DATA PROVIDED:

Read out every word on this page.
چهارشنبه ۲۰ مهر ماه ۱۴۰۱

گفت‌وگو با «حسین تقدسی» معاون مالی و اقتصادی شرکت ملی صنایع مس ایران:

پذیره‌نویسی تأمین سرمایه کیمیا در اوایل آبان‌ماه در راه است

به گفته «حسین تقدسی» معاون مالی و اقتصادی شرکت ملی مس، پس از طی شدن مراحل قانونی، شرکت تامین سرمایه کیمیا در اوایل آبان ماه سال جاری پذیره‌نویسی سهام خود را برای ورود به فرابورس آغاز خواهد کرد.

SET EXERCISE: Recopy all the lines exactly as they appear.

OUTPUT:
Read out every word on this page.
چهارشنبه ۲۰ مهر ماه ۱۴۰۱

گفت‌وگو با «حسین تقدسی» معاون مالی و اقتصادی شرکت ملی صنایع مس ایران:

پذیره‌نویسی تأمین سرمایه کیمیا در اوایل آبان‌ماه در راه است

به گفته «حسین تقدسی» معاون مالی و اقتصادی شرکت ملی مس، پس از طی شدن مراحل قانونی، شرکت تامین سرمایه کیمیا در اوایل آبان ماه سال جاری پذیره‌نویسی سهام خود را برای ورود به فرابورس آغاز خواهد کرد.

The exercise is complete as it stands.